Records from a data source
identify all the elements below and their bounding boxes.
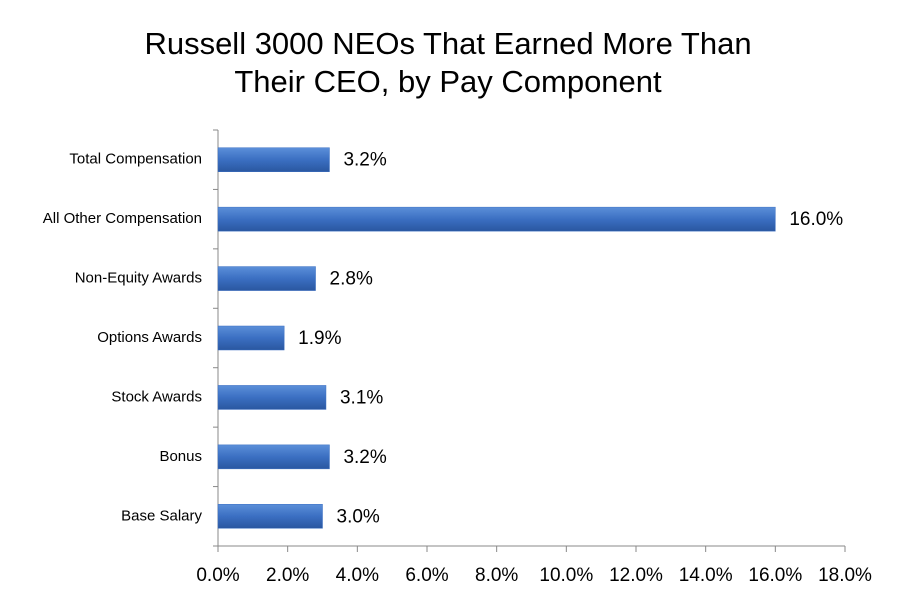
value-label: 1.9% <box>298 328 341 349</box>
x-tick-label: 2.0% <box>266 565 309 586</box>
x-tick-label: 16.0% <box>748 565 802 586</box>
chart-title: Their CEO, by Pay Component <box>234 64 662 99</box>
bar <box>217 206 776 232</box>
value-label: 3.1% <box>340 387 383 408</box>
chart-title: Russell 3000 NEOs That Earned More Than <box>144 26 751 61</box>
x-tick-label: 12.0% <box>609 565 663 586</box>
bar <box>217 385 327 410</box>
y-tick-label: Stock Awards <box>111 388 202 405</box>
y-tick-label: Bonus <box>159 448 202 465</box>
bar <box>217 147 330 172</box>
y-tick-label: Total Compensation <box>69 151 202 168</box>
bar <box>217 266 316 291</box>
x-tick-label: 4.0% <box>336 565 379 586</box>
value-label: 3.0% <box>337 506 380 527</box>
bar <box>217 444 330 470</box>
value-label: 3.2% <box>343 447 386 468</box>
x-tick-label: 0.0% <box>196 565 239 586</box>
y-tick-label: Non-Equity Awards <box>75 270 202 287</box>
x-tick-label: 10.0% <box>539 565 593 586</box>
x-tick-label: 18.0% <box>818 565 872 586</box>
value-label: 2.8% <box>330 269 373 290</box>
bar <box>217 325 285 351</box>
x-tick-label: 6.0% <box>405 565 448 586</box>
value-label: 16.0% <box>789 209 843 230</box>
y-tick-label: All Other Compensation <box>43 210 202 227</box>
x-tick-label: 14.0% <box>679 565 733 586</box>
x-tick-label: 8.0% <box>475 565 518 586</box>
y-tick-label: Options Awards <box>97 329 202 346</box>
value-label: 3.2% <box>343 150 386 171</box>
bar <box>217 504 323 529</box>
y-tick-label: Base Salary <box>121 507 202 524</box>
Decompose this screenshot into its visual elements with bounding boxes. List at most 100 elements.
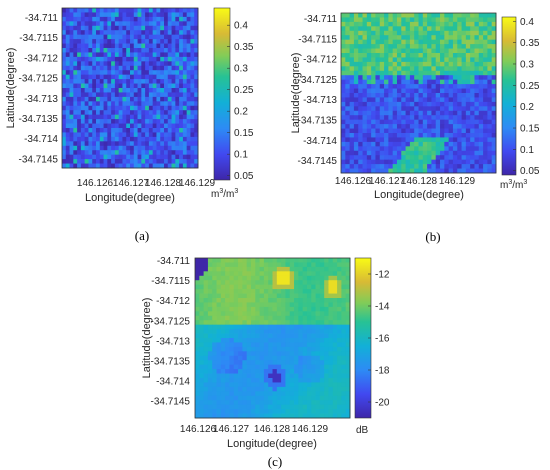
heatmap-cell [461, 13, 467, 18]
heatmap-cell [126, 79, 131, 84]
heatmap-cell [353, 35, 359, 41]
heatmap-cell [345, 30, 351, 36]
heatmap-cell [118, 154, 123, 160]
heatmap-cell [328, 306, 334, 312]
heatmap-cell [448, 106, 454, 112]
heatmap-cell [220, 346, 226, 352]
heatmap-cell [289, 351, 295, 357]
heatmap-cell [414, 119, 419, 125]
heatmap-cell [276, 346, 282, 352]
heatmap-cell [96, 12, 101, 18]
heatmap-cell [207, 293, 213, 299]
heatmap-cell [133, 96, 138, 102]
heatmap-cell [388, 21, 394, 27]
heatmap-cell [281, 382, 286, 388]
heatmap-cell [388, 133, 394, 138]
heatmap-cell [461, 110, 467, 116]
heatmap-cell [418, 115, 424, 121]
heatmap-cell [195, 266, 200, 272]
heatmap-cell [431, 155, 437, 161]
heatmap-cell [141, 21, 146, 27]
heatmap-cell [238, 275, 243, 281]
heatmap-cell [491, 13, 497, 18]
heatmap-cell [238, 315, 243, 321]
heatmap-cell [371, 57, 376, 63]
heatmap-cell [148, 12, 154, 18]
heatmap-cell [233, 258, 239, 263]
heatmap-cell [427, 106, 432, 112]
heatmap-cell [353, 106, 359, 112]
heatmap-cell [427, 155, 432, 161]
heatmap-cell [171, 79, 176, 84]
heatmap-cell [164, 92, 169, 98]
heatmap-cell [194, 123, 199, 129]
heatmap-cell [302, 378, 308, 383]
heatmap-cell [478, 146, 484, 152]
heatmap-cell [175, 114, 180, 120]
heatmap-cell [73, 141, 78, 147]
heatmap-cell [133, 39, 138, 44]
heatmap-cell [418, 39, 424, 45]
heatmap-cell [182, 119, 188, 124]
colorbar-tick-label: 0.4 [234, 21, 248, 32]
heatmap-cell [444, 57, 450, 63]
heatmap-cell [229, 346, 235, 352]
heatmap-cell [388, 39, 394, 45]
heatmap-cell [388, 61, 394, 67]
heatmap-cell [73, 145, 78, 151]
heatmap-cell [199, 306, 205, 312]
heatmap-cell [281, 413, 286, 419]
heatmap-cell [474, 44, 480, 49]
heatmap-cell [461, 168, 467, 174]
heatmap-cell [332, 324, 338, 330]
heatmap-cell [366, 133, 372, 138]
heatmap-cell [199, 409, 205, 414]
heatmap-cell [233, 302, 239, 308]
heatmap-cell [401, 26, 406, 32]
heatmap-cell [182, 150, 188, 156]
heatmap-cell [435, 17, 441, 23]
heatmap-cell [148, 83, 154, 89]
heatmap-cell [483, 150, 488, 156]
heatmap-cell [186, 92, 191, 98]
heatmap-cell [491, 66, 497, 72]
heatmap-cell [171, 101, 176, 107]
heatmap-cell [152, 56, 157, 62]
heatmap-cell [255, 378, 260, 383]
heatmap-cell [186, 114, 191, 120]
heatmap-cell [349, 48, 355, 54]
heatmap-cell [324, 369, 329, 374]
heatmap-cell [207, 391, 213, 397]
heatmap-cell [362, 26, 368, 32]
heatmap-cell [122, 61, 127, 67]
heatmap-cell [114, 48, 120, 53]
heatmap-cell [405, 88, 411, 94]
heatmap-cell [118, 8, 123, 13]
heatmap-cell [461, 97, 467, 103]
heatmap-cell [246, 369, 252, 374]
heatmap-cell [414, 39, 419, 45]
heatmap-cell [324, 284, 329, 290]
heatmap-cell [250, 306, 256, 312]
heatmap-cell [233, 386, 239, 392]
heatmap-cell [384, 35, 389, 41]
heatmap-cell [179, 96, 184, 102]
heatmap-cell [156, 132, 161, 138]
heatmap-cell [182, 114, 188, 120]
heatmap-cell [103, 56, 108, 62]
heatmap-cell [272, 302, 278, 308]
heatmap-cell [99, 105, 104, 111]
heatmap-cell [182, 61, 188, 67]
heatmap-cell [337, 271, 342, 277]
heatmap-cell [255, 355, 260, 361]
heatmap-cell [371, 53, 376, 58]
heatmap-cell [457, 106, 462, 112]
heatmap-cell [362, 168, 368, 174]
heatmap-cell [418, 168, 424, 174]
heatmap-cell [431, 97, 437, 103]
heatmap-cell [470, 13, 475, 18]
heatmap-cell [358, 119, 363, 125]
heatmap-cell [190, 43, 195, 49]
heatmap-cell [375, 66, 381, 72]
heatmap-cell [491, 128, 497, 134]
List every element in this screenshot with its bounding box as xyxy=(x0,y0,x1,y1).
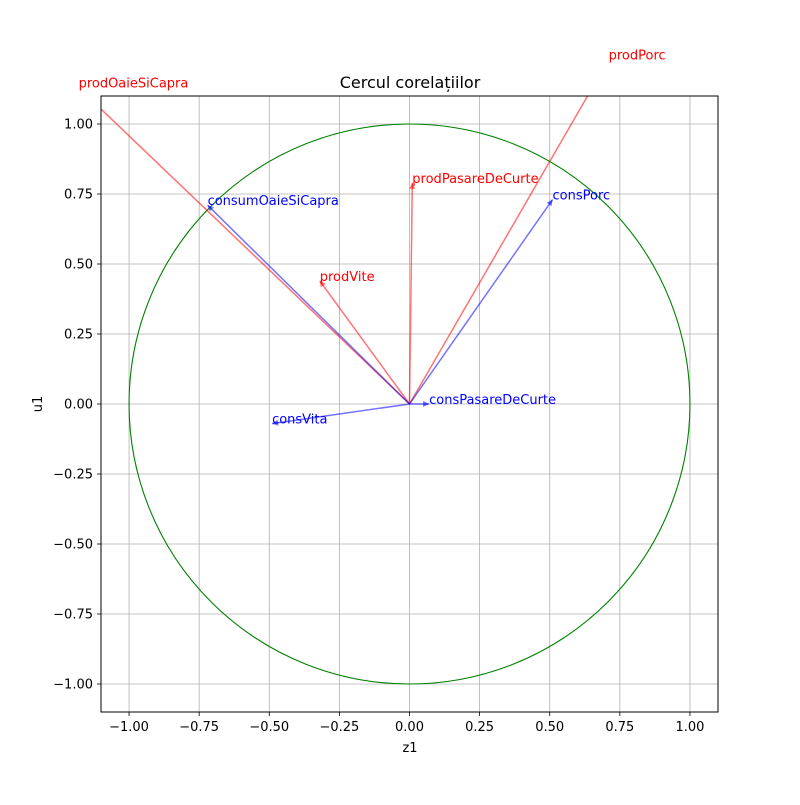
arrowhead-prodVite xyxy=(319,280,326,288)
label-consumOaieSiCapra: consumOaieSiCapra xyxy=(208,194,339,209)
label-prodPorc: prodPorc xyxy=(609,49,666,64)
arrowhead-consPorc xyxy=(546,199,553,207)
x-tick-label: −0.25 xyxy=(319,720,359,735)
x-tick-label: 0.75 xyxy=(605,720,634,735)
y-tick-label: 1.00 xyxy=(64,118,93,133)
plot-area xyxy=(101,96,691,685)
y-tick-label: 0.00 xyxy=(64,398,93,413)
x-tick-label: −0.75 xyxy=(179,720,219,735)
vector-prodPorc xyxy=(408,96,589,405)
x-tick-label: −1.00 xyxy=(109,720,149,735)
x-tick-label: 0.50 xyxy=(535,720,564,735)
vector-labels: prodOaieSiCapra prodPorc prodPasareDeCurte… xyxy=(79,49,666,428)
vector-consVita xyxy=(271,403,410,425)
y-tick-label: −0.25 xyxy=(53,468,93,483)
x-tick-label: 0.25 xyxy=(465,720,494,735)
y-tick-label: 0.25 xyxy=(64,328,93,343)
x-tick-label: −0.50 xyxy=(249,720,289,735)
correlation-circle xyxy=(128,123,691,685)
y-tick-label: −1.00 xyxy=(53,678,93,693)
vector-prodOaieSiCapra xyxy=(101,108,411,405)
label-prodPasareDeCurte: prodPasareDeCurte xyxy=(412,172,538,187)
arrowhead-consPasareDeCurte xyxy=(423,401,430,407)
y-tick-label: 0.50 xyxy=(64,258,93,273)
y-tick-label: −0.75 xyxy=(53,608,93,623)
arrowhead-consVita xyxy=(272,419,279,426)
x-tick-label: 0.00 xyxy=(395,720,424,735)
arrowhead-consumOaieSiCapra xyxy=(207,205,214,212)
label-prodVite: prodVite xyxy=(320,270,375,285)
vector-consPorc xyxy=(408,199,554,405)
label-consPorc: consPorc xyxy=(553,189,611,204)
vector-consumOaieSiCapra xyxy=(207,204,411,405)
label-consPasareDeCurte: consPasareDeCurte xyxy=(429,393,556,408)
vector-prodVite xyxy=(319,280,411,405)
x-axis-label: z1 xyxy=(402,741,417,756)
arrowhead-prodPasareDeCurte xyxy=(409,182,416,189)
label-prodOaieSiCapra: prodOaieSiCapra xyxy=(79,77,189,92)
vector-prodPasareDeCurte xyxy=(408,182,414,405)
x-tick-label: 1.00 xyxy=(675,720,704,735)
y-tick-label: 0.75 xyxy=(64,188,93,203)
axis-ticks: −1.00 −0.75 −0.50 −0.25 0.00 0.25 0.50 0.75 1.00… xyxy=(53,118,704,736)
chart-title: Cercul corelațiilor xyxy=(340,73,481,92)
label-consVita: consVita xyxy=(272,413,327,428)
y-tick-label: −0.50 xyxy=(53,538,93,553)
y-axis-label: u1 xyxy=(31,396,46,413)
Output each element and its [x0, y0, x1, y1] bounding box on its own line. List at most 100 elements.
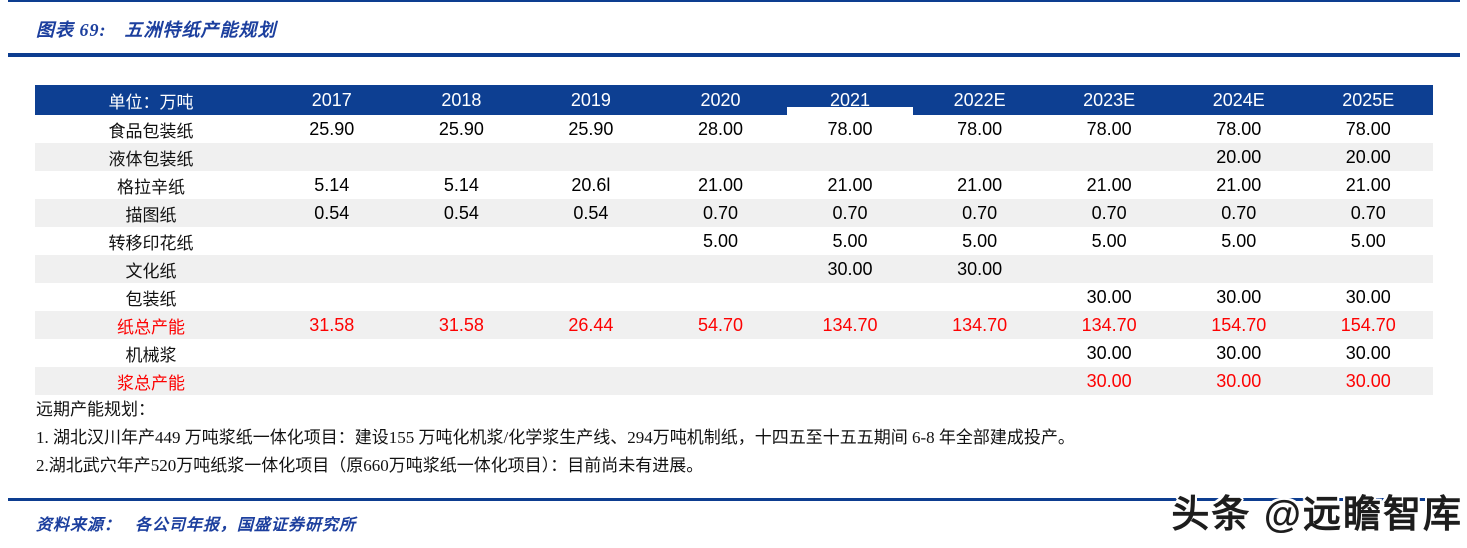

WHAT YOU ARE ASKED TO DO: Return the lines exactly as they appear, beginning with the line that contains "value-label: 1.9% <box>298 328 341 349</box>" and ending after the line that contains "x-tick-label: 14.0% <box>679".

FINAL RESULT:
value-label: 1.9% <box>298 328 341 349</box>
x-tick-label: 2.0% <box>266 565 309 586</box>
x-tick-label: 16.0% <box>748 565 802 586</box>
chart-title: Their CEO, by Pay Component <box>234 64 662 99</box>
bar <box>217 206 776 232</box>
value-label: 3.1% <box>340 387 383 408</box>
chart-title: Russell 3000 NEOs That Earned More Than <box>144 26 751 61</box>
x-tick-label: 12.0% <box>609 565 663 586</box>
bar <box>217 385 327 410</box>
y-tick-label: Stock Awards <box>111 388 202 405</box>
y-tick-label: Bonus <box>159 448 202 465</box>
bar <box>217 147 330 172</box>
y-tick-label: Total Compensation <box>69 151 202 168</box>
bar <box>217 266 316 291</box>
x-tick-label: 4.0% <box>336 565 379 586</box>
value-label: 3.0% <box>337 506 380 527</box>
bar <box>217 444 330 470</box>
value-label: 3.2% <box>343 447 386 468</box>
x-tick-label: 0.0% <box>196 565 239 586</box>
y-tick-label: Non-Equity Awards <box>75 270 202 287</box>
x-tick-label: 10.0% <box>539 565 593 586</box>
x-tick-label: 18.0% <box>818 565 872 586</box>
value-label: 2.8% <box>330 269 373 290</box>
bar <box>217 325 285 351</box>
x-tick-label: 6.0% <box>405 565 448 586</box>
value-label: 16.0% <box>789 209 843 230</box>
y-tick-label: All Other Compensation <box>43 210 202 227</box>
x-tick-label: 14.0% <box>679 565 733 586</box>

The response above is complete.